Set down every entry word for word. Omit the pictures.

(Source data)
- - -
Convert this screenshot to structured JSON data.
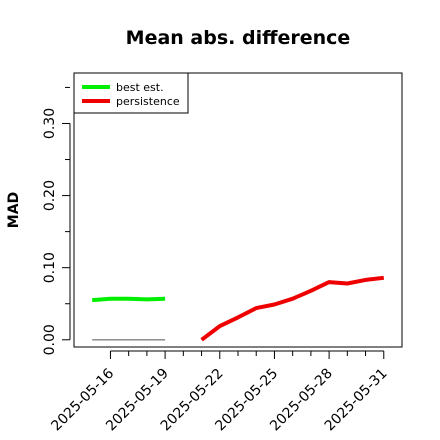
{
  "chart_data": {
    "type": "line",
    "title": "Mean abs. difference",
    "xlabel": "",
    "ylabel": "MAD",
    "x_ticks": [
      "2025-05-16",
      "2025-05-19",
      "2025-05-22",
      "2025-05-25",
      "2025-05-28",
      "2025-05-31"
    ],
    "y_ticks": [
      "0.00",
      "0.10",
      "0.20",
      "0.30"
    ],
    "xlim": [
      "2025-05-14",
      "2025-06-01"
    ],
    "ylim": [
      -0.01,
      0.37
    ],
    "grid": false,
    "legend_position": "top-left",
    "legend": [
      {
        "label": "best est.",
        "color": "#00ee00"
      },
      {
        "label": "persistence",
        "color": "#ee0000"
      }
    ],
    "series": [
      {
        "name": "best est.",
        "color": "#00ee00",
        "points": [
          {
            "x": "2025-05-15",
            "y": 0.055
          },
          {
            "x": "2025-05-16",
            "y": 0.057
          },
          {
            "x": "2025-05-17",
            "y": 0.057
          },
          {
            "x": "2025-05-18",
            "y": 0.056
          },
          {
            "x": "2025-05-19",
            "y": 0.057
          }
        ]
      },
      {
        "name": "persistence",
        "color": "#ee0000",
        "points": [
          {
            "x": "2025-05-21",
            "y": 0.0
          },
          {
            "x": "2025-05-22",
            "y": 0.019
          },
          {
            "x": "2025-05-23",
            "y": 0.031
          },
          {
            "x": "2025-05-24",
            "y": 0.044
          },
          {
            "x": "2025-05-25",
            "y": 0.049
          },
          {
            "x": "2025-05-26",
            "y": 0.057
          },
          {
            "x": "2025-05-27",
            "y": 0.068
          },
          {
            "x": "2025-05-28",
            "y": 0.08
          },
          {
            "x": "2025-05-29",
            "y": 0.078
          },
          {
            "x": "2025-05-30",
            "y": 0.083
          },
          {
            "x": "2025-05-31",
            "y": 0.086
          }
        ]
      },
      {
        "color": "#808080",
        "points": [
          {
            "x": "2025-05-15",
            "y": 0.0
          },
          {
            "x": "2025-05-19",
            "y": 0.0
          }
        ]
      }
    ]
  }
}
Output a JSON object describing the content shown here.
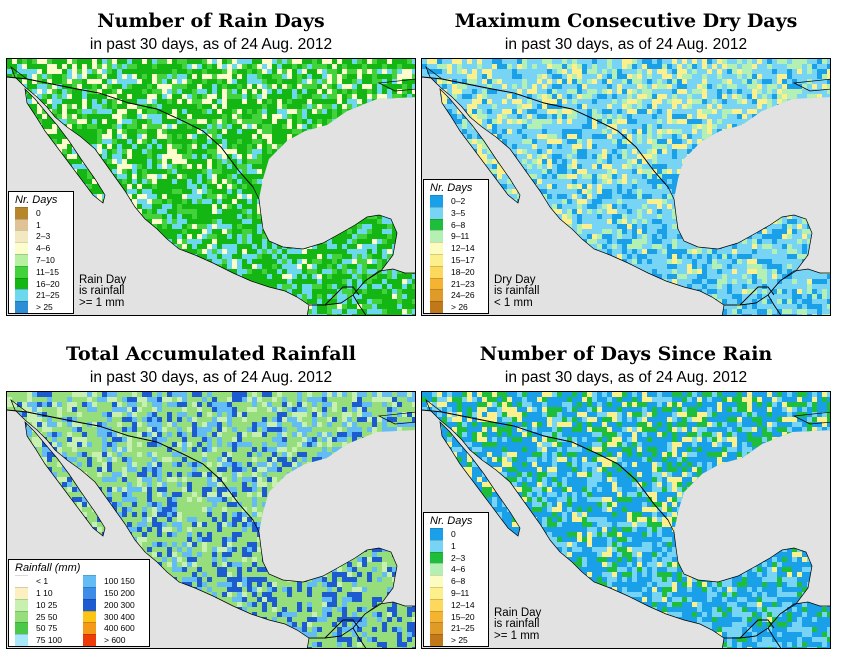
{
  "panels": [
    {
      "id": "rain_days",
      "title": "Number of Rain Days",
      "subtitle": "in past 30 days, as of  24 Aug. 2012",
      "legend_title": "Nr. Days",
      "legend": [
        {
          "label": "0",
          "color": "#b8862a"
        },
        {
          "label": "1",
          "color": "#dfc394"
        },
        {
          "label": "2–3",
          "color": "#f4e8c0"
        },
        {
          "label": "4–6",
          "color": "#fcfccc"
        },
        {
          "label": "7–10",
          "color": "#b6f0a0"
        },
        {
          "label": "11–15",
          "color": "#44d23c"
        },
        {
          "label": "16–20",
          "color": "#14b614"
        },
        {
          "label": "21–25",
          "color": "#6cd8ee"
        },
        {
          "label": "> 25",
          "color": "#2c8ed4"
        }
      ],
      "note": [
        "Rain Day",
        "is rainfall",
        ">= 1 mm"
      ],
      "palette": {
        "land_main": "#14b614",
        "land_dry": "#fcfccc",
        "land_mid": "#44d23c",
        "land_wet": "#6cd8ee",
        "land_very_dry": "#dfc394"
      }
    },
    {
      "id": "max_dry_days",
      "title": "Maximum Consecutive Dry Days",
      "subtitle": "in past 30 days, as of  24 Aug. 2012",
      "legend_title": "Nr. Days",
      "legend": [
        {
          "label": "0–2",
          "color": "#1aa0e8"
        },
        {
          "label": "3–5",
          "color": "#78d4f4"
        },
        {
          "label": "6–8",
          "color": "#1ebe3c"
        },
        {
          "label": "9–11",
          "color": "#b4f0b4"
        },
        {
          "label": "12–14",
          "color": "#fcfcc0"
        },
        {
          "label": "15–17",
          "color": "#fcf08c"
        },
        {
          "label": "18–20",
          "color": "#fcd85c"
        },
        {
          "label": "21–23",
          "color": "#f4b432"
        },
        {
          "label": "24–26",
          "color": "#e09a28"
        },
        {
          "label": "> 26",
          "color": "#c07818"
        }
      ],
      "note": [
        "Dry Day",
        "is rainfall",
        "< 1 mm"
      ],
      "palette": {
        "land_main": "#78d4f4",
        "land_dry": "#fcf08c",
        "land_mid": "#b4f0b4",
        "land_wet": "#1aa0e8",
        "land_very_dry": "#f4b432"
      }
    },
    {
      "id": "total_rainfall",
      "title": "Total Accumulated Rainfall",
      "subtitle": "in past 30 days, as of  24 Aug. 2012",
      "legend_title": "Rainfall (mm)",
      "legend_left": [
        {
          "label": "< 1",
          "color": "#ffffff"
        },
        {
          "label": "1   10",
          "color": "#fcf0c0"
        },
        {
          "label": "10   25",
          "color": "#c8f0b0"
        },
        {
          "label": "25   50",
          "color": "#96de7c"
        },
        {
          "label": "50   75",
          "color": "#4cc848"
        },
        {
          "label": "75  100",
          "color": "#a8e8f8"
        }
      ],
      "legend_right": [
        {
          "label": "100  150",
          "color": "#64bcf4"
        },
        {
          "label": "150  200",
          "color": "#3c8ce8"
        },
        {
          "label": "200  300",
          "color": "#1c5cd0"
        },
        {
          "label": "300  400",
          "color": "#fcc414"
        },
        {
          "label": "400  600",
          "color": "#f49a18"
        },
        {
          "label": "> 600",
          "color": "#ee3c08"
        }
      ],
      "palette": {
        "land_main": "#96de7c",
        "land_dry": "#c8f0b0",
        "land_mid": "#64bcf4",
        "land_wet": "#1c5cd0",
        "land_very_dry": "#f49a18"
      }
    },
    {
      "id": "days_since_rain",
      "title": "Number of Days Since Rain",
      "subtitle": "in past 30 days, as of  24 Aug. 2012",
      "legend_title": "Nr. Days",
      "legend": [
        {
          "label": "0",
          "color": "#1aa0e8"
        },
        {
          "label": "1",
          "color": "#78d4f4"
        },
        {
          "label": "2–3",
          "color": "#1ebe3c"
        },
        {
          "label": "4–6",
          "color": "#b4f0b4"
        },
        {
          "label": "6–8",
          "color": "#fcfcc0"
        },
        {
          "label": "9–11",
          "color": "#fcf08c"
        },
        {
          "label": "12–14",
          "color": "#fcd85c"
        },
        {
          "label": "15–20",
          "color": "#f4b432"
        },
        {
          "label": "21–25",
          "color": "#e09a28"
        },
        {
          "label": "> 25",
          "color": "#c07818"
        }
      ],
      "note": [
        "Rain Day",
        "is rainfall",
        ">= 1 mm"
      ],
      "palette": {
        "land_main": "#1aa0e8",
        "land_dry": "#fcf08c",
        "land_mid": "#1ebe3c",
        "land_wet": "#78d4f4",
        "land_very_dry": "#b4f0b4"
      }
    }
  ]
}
- - -
_Response below:_
Convert this screenshot to structured JSON data.
{
  "chart_data": {
    "type": "line",
    "title": "Mean abs. difference",
    "xlabel": "",
    "ylabel": "MAD",
    "x_ticks": [
      "2025-05-16",
      "2025-05-19",
      "2025-05-22",
      "2025-05-25",
      "2025-05-28",
      "2025-05-31"
    ],
    "y_ticks": [
      "0.00",
      "0.10",
      "0.20",
      "0.30"
    ],
    "xlim": [
      "2025-05-14",
      "2025-06-01"
    ],
    "ylim": [
      -0.01,
      0.37
    ],
    "grid": false,
    "legend_position": "top-left",
    "legend": [
      {
        "label": "best est.",
        "color": "#00ee00"
      },
      {
        "label": "persistence",
        "color": "#ee0000"
      }
    ],
    "series": [
      {
        "name": "best est.",
        "color": "#00ee00",
        "points": [
          {
            "x": "2025-05-15",
            "y": 0.055
          },
          {
            "x": "2025-05-16",
            "y": 0.057
          },
          {
            "x": "2025-05-17",
            "y": 0.057
          },
          {
            "x": "2025-05-18",
            "y": 0.056
          },
          {
            "x": "2025-05-19",
            "y": 0.057
          }
        ]
      },
      {
        "name": "persistence",
        "color": "#ee0000",
        "points": [
          {
            "x": "2025-05-21",
            "y": 0.0
          },
          {
            "x": "2025-05-22",
            "y": 0.019
          },
          {
            "x": "2025-05-23",
            "y": 0.031
          },
          {
            "x": "2025-05-24",
            "y": 0.044
          },
          {
            "x": "2025-05-25",
            "y": 0.049
          },
          {
            "x": "2025-05-26",
            "y": 0.057
          },
          {
            "x": "2025-05-27",
            "y": 0.068
          },
          {
            "x": "2025-05-28",
            "y": 0.08
          },
          {
            "x": "2025-05-29",
            "y": 0.078
          },
          {
            "x": "2025-05-30",
            "y": 0.083
          },
          {
            "x": "2025-05-31",
            "y": 0.086
          }
        ]
      },
      {
        "color": "#808080",
        "points": [
          {
            "x": "2025-05-15",
            "y": 0.0
          },
          {
            "x": "2025-05-19",
            "y": 0.0
          }
        ]
      }
    ]
  }
}
Output a JSON object describing the content shown here.
{
  "panels": [
    {
      "id": "rain_days",
      "title": "Number of Rain Days",
      "subtitle": "in past 30 days, as of  24 Aug. 2012",
      "legend_title": "Nr. Days",
      "legend": [
        {
          "label": "0",
          "color": "#b8862a"
        },
        {
          "label": "1",
          "color": "#dfc394"
        },
        {
          "label": "2–3",
          "color": "#f4e8c0"
        },
        {
          "label": "4–6",
          "color": "#fcfccc"
        },
        {
          "label": "7–10",
          "color": "#b6f0a0"
        },
        {
          "label": "11–15",
          "color": "#44d23c"
        },
        {
          "label": "16–20",
          "color": "#14b614"
        },
        {
          "label": "21–25",
          "color": "#6cd8ee"
        },
        {
          "label": "> 25",
          "color": "#2c8ed4"
        }
      ],
      "note": [
        "Rain Day",
        "is rainfall",
        ">= 1 mm"
      ],
      "palette": {
        "land_main": "#14b614",
        "land_dry": "#fcfccc",
        "land_mid": "#44d23c",
        "land_wet": "#6cd8ee",
        "land_very_dry": "#dfc394"
      }
    },
    {
      "id": "max_dry_days",
      "title": "Maximum Consecutive Dry Days",
      "subtitle": "in past 30 days, as of  24 Aug. 2012",
      "legend_title": "Nr. Days",
      "legend": [
        {
          "label": "0–2",
          "color": "#1aa0e8"
        },
        {
          "label": "3–5",
          "color": "#78d4f4"
        },
        {
          "label": "6–8",
          "color": "#1ebe3c"
        },
        {
          "label": "9–11",
          "color": "#b4f0b4"
        },
        {
          "label": "12–14",
          "color": "#fcfcc0"
        },
        {
          "label": "15–17",
          "color": "#fcf08c"
        },
        {
          "label": "18–20",
          "color": "#fcd85c"
        },
        {
          "label": "21–23",
          "color": "#f4b432"
        },
        {
          "label": "24–26",
          "color": "#e09a28"
        },
        {
          "label": "> 26",
          "color": "#c07818"
        }
      ],
      "note": [
        "Dry Day",
        "is rainfall",
        "< 1 mm"
      ],
      "palette": {
        "land_main": "#78d4f4",
        "land_dry": "#fcf08c",
        "land_mid": "#b4f0b4",
        "land_wet": "#1aa0e8",
        "land_very_dry": "#f4b432"
      }
    },
    {
      "id": "total_rainfall",
      "title": "Total Accumulated Rainfall",
      "subtitle": "in past 30 days, as of  24 Aug. 2012",
      "legend_title": "Rainfall (mm)",
      "legend_left": [
        {
          "label": "< 1",
          "color": "#ffffff"
        },
        {
          "label": "1   10",
          "color": "#fcf0c0"
        },
        {
          "label": "10   25",
          "color": "#c8f0b0"
        },
        {
          "label": "25   50",
          "color": "#96de7c"
        },
        {
          "label": "50   75",
          "color": "#4cc848"
        },
        {
          "label": "75  100",
          "color": "#a8e8f8"
        }
      ],
      "legend_right": [
        {
          "label": "100  150",
          "color": "#64bcf4"
        },
        {
          "label": "150  200",
          "color": "#3c8ce8"
        },
        {
          "label": "200  300",
          "color": "#1c5cd0"
        },
        {
          "label": "300  400",
          "color": "#fcc414"
        },
        {
          "label": "400  600",
          "color": "#f49a18"
        },
        {
          "label": "> 600",
          "color": "#ee3c08"
        }
      ],
      "palette": {
        "land_main": "#96de7c",
        "land_dry": "#c8f0b0",
        "land_mid": "#64bcf4",
        "land_wet": "#1c5cd0",
        "land_very_dry": "#f49a18"
      }
    },
    {
      "id": "days_since_rain",
      "title": "Number of Days Since Rain",
      "subtitle": "in past 30 days, as of  24 Aug. 2012",
      "legend_title": "Nr. Days",
      "legend": [
        {
          "label": "0",
          "color": "#1aa0e8"
        },
        {
          "label": "1",
          "color": "#78d4f4"
        },
        {
          "label": "2–3",
          "color": "#1ebe3c"
        },
        {
          "label": "4–6",
          "color": "#b4f0b4"
        },
        {
          "label": "6–8",
          "color": "#fcfcc0"
        },
        {
          "label": "9–11",
          "color": "#fcf08c"
        },
        {
          "label": "12–14",
          "color": "#fcd85c"
        },
        {
          "label": "15–20",
          "color": "#f4b432"
        },
        {
          "label": "21–25",
          "color": "#e09a28"
        },
        {
          "label": "> 25",
          "color": "#c07818"
        }
      ],
      "note": [
        "Rain Day",
        "is rainfall",
        ">= 1 mm"
      ],
      "palette": {
        "land_main": "#1aa0e8",
        "land_dry": "#fcf08c",
        "land_mid": "#1ebe3c",
        "land_wet": "#78d4f4",
        "land_very_dry": "#b4f0b4"
      }
    }
  ]
}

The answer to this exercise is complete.